═════ INPUT RECORDS ═════

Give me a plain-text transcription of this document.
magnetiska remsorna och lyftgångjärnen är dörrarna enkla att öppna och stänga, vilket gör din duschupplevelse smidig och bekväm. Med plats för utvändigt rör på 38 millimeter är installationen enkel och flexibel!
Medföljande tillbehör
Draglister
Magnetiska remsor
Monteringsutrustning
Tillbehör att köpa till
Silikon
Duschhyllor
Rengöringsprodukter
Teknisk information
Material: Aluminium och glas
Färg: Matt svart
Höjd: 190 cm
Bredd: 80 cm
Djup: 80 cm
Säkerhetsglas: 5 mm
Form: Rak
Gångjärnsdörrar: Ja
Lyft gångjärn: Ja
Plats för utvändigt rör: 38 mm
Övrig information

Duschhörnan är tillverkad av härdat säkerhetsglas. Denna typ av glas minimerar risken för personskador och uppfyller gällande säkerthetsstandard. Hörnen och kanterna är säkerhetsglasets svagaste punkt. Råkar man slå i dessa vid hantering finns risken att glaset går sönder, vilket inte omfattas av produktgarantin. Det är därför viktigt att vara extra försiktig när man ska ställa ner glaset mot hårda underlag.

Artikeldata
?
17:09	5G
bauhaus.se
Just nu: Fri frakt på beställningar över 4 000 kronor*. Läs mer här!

═════

WRITTEN EXERCISE: Repeat all the entries exactly as given.

WORKED SOLUTION:
Give me a plain-text transcription of this document.
magnetiska remsorna och lyftgångjärnen är dörrarna enkla att öppna och stänga, vilket gör din duschupplevelse smidig och bekväm. Med plats för utvändigt rör på 38 millimeter är installationen enkel och flexibel!
Medföljande tillbehör
Draglister
Magnetiska remsor
Monteringsutrustning
Tillbehör att köpa till
Silikon
Duschhyllor
Rengöringsprodukter
Teknisk information
Material: Aluminium och glas
Färg: Matt svart
Höjd: 190 cm
Bredd: 80 cm
Djup: 80 cm
Säkerhetsglas: 5 mm
Form: Rak
Gångjärnsdörrar: Ja
Lyft gångjärn: Ja
Plats för utvändigt rör: 38 mm
Övrig information

Duschhörnan är tillverkad av härdat säkerhetsglas. Denna typ av glas minimerar risken för personskador och uppfyller gällande säkerthetsstandard. Hörnen och kanterna är säkerhetsglasets svagaste punkt. Råkar man slå i dessa vid hantering finns risken att glaset går sönder, vilket inte omfattas av produktgarantin. Det är därför viktigt att vara extra försiktig när man ska ställa ner glaset mot hårda underlag.

Artikeldata
?
17:09	5G
bauhaus.se
Just nu: Fri frakt på beställningar över 4 000 kronor*. Läs mer här!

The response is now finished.